**Input for this task**
● ● ● ● ●

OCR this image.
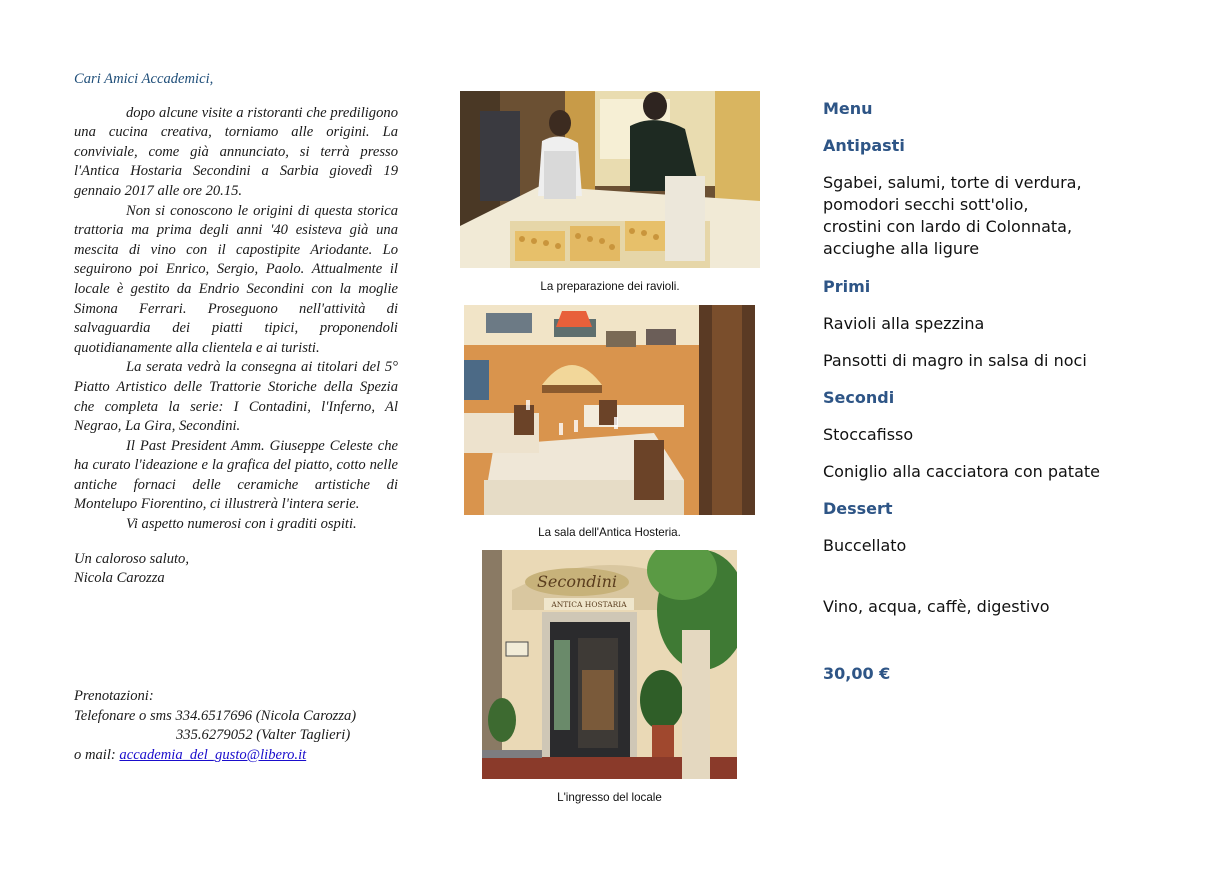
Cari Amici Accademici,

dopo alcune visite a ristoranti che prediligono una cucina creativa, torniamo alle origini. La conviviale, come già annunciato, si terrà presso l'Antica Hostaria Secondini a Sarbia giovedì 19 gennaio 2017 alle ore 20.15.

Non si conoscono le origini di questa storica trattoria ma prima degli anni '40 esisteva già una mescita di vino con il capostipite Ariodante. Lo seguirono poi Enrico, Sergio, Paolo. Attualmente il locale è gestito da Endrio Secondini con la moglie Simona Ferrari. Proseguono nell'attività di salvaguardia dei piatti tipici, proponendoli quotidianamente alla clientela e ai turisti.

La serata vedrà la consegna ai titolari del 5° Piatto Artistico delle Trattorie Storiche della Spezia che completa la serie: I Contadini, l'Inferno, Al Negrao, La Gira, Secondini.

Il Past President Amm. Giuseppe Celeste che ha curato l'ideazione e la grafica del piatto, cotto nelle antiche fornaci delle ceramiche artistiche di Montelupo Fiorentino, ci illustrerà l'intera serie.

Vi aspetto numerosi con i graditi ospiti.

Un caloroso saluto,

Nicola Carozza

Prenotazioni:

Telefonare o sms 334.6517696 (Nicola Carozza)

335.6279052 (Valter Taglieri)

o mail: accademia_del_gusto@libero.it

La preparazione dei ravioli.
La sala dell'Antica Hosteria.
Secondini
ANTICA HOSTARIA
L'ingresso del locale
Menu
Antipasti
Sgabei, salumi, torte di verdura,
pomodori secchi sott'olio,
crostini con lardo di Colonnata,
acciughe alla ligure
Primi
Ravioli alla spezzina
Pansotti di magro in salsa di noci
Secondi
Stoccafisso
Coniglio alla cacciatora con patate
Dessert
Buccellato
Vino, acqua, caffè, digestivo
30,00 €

● ● ● ● ●

**What you need to do**
Copy out all lines above that include the string "Secondini".

**Response to the exercise**
dopo alcune visite a ristoranti che prediligono una cucina creativa, torniamo alle origini. La conviviale, come già annunciato, si terrà presso l'Antica Hostaria Secondini a Sarbia giovedì 19 gennaio 2017 alle ore 20.15.
Non si conoscono le origini di questa storica trattoria ma prima degli anni '40 esisteva già una mescita di vino con il capostipite Ariodante. Lo seguirono poi Enrico, Sergio, Paolo. Attualmente il locale è gestito da Endrio Secondini con la moglie Simona Ferrari. Proseguono nell'attività di salvaguardia dei piatti tipici, proponendoli quotidianamente alla clientela e ai turisti.
La serata vedrà la consegna ai titolari del 5° Piatto Artistico delle Trattorie Storiche della Spezia che completa la serie: I Contadini, l'Inferno, Al Negrao, La Gira, Secondini.
Secondini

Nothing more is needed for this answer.